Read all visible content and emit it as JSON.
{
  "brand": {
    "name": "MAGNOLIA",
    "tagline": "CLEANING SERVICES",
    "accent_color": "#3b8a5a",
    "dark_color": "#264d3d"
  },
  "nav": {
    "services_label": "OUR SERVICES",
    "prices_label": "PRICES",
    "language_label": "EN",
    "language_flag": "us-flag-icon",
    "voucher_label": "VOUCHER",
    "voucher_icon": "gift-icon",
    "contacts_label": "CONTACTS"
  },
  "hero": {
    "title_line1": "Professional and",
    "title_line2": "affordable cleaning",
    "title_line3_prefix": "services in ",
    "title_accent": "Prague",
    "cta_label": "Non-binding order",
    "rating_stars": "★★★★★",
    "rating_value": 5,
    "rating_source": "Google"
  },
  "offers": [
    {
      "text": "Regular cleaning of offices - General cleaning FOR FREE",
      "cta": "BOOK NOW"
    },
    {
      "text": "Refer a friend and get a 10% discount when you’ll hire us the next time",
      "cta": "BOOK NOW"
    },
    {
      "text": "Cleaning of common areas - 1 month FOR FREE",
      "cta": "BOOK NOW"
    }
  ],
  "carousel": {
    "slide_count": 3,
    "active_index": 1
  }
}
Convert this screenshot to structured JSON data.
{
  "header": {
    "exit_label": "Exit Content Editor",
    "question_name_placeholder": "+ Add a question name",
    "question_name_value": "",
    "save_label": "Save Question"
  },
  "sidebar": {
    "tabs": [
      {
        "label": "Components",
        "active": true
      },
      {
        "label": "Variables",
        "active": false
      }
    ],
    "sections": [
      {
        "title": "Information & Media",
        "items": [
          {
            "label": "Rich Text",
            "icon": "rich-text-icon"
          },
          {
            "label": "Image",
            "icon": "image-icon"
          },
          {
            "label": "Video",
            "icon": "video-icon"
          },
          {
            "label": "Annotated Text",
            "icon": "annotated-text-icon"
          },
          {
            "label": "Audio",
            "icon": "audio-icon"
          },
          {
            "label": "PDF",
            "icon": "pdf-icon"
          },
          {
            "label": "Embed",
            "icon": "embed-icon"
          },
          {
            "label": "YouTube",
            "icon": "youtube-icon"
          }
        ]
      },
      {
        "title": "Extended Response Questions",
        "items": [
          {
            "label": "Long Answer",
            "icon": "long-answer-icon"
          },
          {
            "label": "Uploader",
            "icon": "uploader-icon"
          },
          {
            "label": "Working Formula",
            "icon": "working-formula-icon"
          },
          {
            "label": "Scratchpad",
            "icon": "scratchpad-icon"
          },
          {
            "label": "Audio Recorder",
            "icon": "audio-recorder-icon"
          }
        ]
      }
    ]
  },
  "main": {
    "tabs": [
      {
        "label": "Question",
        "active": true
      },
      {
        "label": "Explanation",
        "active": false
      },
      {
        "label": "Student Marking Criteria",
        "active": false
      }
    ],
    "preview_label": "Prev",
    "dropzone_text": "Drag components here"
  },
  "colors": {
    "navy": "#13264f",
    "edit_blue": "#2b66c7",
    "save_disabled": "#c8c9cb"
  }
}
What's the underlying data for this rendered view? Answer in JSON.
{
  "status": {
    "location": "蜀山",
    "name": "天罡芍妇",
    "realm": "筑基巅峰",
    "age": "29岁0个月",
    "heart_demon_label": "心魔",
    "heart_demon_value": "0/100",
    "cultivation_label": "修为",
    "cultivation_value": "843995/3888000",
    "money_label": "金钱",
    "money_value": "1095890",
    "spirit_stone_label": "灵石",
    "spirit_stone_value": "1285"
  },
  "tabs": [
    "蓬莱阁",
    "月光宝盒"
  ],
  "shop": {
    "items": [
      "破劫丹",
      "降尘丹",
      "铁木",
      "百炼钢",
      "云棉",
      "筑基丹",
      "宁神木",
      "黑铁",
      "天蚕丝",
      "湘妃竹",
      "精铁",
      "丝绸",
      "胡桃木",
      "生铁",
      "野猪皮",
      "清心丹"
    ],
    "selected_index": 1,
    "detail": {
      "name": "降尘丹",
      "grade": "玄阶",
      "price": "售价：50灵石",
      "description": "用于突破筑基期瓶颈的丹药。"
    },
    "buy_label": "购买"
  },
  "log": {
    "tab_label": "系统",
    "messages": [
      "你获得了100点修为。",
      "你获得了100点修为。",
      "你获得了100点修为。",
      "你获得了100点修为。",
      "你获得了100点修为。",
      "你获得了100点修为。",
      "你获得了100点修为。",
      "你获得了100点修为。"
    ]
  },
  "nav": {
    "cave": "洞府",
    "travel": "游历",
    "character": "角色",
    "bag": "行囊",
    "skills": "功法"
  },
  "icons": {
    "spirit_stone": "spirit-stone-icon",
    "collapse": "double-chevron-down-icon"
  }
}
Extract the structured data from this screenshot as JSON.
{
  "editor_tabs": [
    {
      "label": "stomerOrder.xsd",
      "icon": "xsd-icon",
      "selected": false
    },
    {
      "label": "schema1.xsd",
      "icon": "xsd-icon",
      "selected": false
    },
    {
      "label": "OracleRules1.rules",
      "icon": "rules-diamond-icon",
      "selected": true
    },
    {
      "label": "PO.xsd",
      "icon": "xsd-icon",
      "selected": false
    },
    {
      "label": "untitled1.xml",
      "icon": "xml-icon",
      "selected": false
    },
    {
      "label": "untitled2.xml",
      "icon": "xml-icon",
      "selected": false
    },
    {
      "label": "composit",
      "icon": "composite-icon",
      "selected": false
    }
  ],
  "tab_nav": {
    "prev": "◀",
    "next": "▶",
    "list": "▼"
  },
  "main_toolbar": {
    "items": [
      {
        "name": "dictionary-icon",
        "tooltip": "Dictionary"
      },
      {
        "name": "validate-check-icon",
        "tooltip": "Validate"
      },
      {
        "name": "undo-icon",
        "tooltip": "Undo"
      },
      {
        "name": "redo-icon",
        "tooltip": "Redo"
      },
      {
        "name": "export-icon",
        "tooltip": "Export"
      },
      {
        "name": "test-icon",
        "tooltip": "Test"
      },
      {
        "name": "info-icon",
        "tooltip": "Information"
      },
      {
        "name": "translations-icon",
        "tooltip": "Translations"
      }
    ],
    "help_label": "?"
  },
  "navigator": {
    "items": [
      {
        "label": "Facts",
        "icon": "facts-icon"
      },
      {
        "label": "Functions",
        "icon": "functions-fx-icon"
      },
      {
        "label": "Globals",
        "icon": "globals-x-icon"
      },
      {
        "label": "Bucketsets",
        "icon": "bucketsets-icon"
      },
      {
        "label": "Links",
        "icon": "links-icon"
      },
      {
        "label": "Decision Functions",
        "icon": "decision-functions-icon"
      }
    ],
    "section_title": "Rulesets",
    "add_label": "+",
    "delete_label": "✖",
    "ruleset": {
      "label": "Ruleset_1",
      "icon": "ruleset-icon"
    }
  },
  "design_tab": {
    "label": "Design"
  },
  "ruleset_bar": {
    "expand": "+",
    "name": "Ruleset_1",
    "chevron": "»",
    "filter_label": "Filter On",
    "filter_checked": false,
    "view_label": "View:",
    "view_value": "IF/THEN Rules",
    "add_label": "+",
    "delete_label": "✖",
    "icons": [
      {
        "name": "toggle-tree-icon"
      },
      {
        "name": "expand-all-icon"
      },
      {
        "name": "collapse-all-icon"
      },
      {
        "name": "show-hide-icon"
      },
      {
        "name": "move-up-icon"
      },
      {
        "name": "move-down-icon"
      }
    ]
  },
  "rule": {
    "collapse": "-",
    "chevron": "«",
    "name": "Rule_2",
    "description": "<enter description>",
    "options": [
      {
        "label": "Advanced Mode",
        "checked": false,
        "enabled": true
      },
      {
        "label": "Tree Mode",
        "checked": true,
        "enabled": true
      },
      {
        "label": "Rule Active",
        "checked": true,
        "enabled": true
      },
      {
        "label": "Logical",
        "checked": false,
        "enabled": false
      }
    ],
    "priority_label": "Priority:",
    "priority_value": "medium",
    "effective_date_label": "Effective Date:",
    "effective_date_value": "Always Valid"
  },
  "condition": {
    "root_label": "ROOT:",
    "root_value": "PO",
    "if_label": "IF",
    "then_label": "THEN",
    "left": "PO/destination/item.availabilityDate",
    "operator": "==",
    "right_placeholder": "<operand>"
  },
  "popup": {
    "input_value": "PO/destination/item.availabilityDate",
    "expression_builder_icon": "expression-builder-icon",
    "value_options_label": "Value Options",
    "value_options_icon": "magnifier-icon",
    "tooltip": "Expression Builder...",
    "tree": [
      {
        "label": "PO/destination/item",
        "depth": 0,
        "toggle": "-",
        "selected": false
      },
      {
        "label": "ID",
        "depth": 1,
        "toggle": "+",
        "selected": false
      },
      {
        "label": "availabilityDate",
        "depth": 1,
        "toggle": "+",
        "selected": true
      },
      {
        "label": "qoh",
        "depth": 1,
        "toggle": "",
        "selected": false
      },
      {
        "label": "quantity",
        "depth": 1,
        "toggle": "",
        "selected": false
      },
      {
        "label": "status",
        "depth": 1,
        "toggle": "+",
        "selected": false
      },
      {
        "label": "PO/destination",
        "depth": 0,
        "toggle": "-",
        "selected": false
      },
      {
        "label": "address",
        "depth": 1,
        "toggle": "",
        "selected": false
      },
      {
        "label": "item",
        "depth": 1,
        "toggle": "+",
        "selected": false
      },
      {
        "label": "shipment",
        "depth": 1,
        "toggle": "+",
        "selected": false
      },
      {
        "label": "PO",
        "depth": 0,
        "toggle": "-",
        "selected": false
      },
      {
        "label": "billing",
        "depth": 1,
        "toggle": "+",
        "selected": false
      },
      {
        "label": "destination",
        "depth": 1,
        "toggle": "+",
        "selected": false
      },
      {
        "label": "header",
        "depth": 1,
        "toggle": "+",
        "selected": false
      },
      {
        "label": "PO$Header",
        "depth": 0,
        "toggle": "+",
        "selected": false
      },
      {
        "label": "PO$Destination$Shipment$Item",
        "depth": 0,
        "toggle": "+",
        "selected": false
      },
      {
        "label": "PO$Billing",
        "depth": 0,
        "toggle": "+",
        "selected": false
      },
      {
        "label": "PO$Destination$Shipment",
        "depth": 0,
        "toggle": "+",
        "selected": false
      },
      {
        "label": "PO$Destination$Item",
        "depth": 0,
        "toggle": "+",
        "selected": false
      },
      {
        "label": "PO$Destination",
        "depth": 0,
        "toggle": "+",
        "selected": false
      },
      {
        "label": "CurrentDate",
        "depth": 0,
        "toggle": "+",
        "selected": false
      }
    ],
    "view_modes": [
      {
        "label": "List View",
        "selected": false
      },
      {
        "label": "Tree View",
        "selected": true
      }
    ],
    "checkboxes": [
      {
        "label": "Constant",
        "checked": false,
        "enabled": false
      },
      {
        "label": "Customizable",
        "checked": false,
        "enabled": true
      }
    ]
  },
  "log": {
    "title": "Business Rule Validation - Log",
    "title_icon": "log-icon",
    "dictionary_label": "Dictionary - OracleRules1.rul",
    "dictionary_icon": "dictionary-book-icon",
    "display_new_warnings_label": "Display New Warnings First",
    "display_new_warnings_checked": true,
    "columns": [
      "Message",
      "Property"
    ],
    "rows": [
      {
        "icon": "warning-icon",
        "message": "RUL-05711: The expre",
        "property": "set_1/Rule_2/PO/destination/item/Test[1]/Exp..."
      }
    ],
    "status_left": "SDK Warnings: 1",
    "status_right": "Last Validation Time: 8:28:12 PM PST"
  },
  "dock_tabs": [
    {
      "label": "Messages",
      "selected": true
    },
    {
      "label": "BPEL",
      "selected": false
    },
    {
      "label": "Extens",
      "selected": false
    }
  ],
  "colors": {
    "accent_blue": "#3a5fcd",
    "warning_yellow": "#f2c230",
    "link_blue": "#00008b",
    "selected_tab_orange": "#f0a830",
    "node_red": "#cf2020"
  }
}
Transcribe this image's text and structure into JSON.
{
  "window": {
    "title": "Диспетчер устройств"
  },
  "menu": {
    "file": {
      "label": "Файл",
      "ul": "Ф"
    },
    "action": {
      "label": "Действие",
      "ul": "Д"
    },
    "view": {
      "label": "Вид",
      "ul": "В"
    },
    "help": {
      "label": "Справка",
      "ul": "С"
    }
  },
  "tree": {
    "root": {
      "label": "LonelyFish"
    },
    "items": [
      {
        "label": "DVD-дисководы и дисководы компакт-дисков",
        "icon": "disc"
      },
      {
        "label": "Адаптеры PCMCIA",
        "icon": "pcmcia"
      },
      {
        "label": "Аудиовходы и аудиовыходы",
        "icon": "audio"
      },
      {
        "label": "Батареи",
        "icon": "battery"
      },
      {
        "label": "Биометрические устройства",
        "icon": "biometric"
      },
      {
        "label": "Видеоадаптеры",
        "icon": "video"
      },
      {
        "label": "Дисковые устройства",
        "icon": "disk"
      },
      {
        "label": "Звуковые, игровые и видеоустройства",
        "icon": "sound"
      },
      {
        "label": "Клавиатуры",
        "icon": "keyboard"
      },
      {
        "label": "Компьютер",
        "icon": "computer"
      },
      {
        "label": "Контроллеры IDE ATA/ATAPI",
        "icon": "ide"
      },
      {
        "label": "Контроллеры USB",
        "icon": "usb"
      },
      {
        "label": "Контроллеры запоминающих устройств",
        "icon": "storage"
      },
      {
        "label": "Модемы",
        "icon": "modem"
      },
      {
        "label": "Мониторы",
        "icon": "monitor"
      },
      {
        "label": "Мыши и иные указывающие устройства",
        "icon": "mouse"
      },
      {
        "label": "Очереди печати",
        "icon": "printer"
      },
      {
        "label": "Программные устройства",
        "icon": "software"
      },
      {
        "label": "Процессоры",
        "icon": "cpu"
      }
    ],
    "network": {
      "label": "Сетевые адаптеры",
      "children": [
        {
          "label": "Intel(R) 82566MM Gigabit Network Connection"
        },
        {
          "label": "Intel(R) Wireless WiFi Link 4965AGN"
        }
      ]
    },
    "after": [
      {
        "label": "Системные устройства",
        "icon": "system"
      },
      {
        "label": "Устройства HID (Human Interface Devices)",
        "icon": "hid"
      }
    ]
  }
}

^^^^^^^^^^^^^^^^

Scan the lines for the string "Information". Copy out each line that matches.

        "title": "Information & Media",
        "tooltip": "Information"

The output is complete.